- **WHAT YOU SHOULD DO**
Find all the lines with "Attention" and gather them.

[Entries with figure data]

--*--

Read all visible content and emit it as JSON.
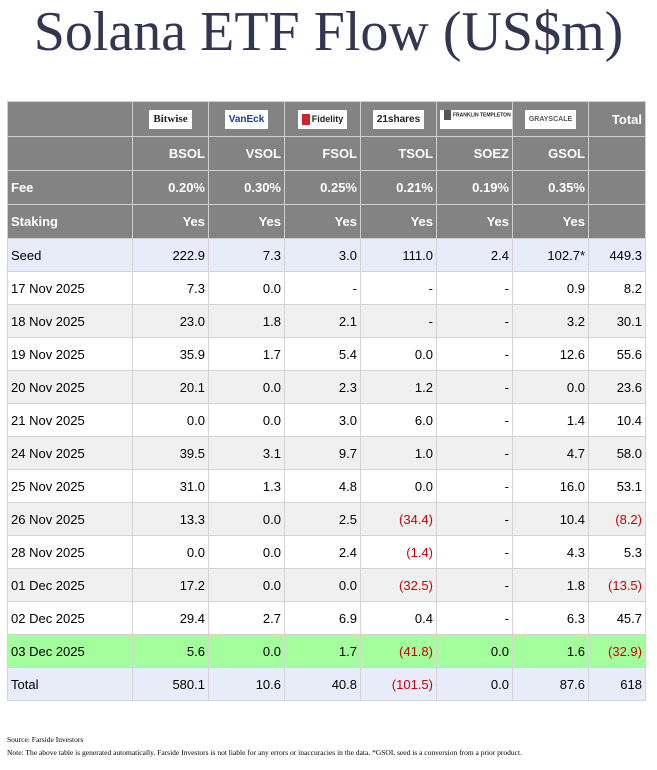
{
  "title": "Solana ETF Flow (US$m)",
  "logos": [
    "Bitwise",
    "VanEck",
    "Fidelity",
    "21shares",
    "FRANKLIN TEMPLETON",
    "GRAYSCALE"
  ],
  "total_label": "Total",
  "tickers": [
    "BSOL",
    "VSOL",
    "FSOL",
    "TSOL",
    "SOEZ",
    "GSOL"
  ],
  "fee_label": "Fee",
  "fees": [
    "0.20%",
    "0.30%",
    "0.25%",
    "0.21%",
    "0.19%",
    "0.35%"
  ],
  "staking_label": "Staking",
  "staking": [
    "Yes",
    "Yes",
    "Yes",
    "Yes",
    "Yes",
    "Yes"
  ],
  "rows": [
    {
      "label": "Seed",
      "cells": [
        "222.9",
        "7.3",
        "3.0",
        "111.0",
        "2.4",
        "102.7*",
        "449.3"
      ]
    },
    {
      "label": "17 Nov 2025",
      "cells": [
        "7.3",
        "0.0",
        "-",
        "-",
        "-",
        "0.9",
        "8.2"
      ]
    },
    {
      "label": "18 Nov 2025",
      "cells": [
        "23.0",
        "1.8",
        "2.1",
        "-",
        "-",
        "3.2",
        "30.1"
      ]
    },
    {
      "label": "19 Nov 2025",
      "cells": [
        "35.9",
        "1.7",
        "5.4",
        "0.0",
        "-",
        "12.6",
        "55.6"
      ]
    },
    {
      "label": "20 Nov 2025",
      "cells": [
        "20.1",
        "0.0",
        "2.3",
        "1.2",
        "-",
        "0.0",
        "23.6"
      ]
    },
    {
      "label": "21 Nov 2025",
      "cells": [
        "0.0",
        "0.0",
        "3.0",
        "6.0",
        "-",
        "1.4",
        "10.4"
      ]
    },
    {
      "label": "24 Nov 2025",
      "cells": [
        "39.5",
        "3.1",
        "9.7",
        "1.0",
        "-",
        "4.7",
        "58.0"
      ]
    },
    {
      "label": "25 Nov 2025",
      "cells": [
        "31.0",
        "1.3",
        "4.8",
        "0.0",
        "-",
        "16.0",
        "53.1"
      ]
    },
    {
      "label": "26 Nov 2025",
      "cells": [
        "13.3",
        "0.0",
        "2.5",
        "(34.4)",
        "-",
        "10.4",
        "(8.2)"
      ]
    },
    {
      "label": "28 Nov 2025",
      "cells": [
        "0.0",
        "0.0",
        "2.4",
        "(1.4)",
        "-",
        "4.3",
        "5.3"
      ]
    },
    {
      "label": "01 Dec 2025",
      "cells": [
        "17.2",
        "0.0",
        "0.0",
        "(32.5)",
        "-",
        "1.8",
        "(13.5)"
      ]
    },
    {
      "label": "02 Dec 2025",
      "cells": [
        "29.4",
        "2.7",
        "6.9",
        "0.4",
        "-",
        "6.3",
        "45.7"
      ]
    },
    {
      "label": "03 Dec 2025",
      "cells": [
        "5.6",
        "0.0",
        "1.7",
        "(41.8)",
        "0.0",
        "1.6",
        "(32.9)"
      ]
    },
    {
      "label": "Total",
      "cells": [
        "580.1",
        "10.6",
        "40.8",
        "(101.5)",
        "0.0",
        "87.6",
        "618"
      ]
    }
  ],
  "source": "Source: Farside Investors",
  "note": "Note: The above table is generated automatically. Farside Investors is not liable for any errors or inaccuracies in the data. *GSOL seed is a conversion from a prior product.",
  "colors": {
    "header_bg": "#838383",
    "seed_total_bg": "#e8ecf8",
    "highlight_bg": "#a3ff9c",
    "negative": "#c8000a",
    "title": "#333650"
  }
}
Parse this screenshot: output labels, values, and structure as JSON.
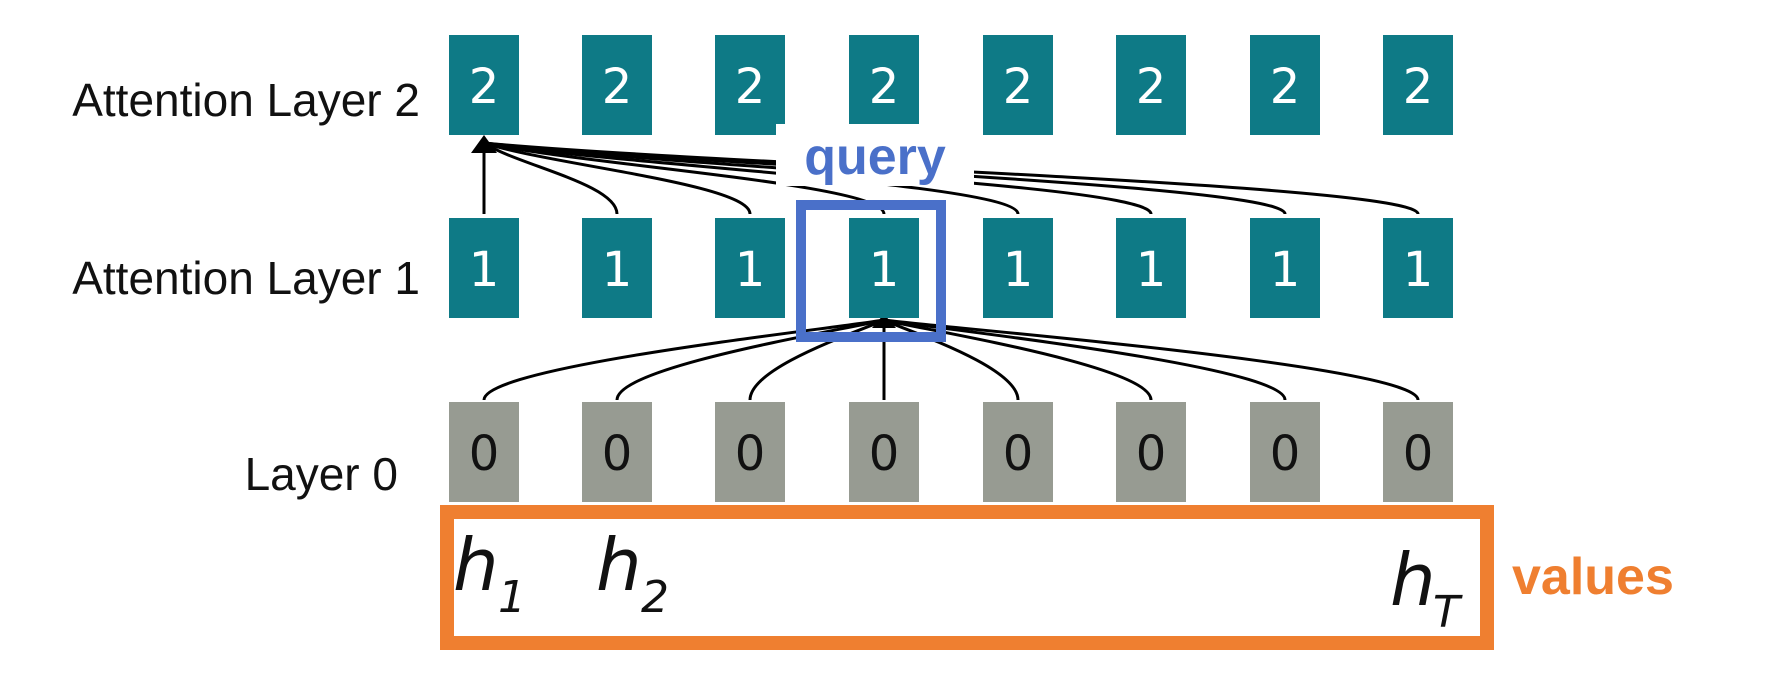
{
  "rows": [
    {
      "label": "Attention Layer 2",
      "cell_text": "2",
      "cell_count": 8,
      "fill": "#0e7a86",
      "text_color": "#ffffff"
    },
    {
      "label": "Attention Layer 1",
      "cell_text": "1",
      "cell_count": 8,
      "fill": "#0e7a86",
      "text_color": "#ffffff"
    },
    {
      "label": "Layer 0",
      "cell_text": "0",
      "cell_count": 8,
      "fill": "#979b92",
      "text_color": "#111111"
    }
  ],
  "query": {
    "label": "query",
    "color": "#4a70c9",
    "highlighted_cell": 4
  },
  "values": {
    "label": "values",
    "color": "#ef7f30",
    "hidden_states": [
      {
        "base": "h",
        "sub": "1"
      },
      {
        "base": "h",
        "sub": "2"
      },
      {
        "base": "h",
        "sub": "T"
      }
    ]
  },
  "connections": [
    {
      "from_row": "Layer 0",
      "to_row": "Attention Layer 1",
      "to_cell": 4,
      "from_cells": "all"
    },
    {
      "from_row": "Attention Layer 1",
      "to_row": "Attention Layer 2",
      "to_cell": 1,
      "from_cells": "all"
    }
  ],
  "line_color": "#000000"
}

--*--

- **THE OUTPUT**
      "label": "Attention Layer 2",
      "label": "Attention Layer 1",
      "to_row": "Attention Layer 1",
      "from_row": "Attention Layer 1",
      "to_row": "Attention Layer 2",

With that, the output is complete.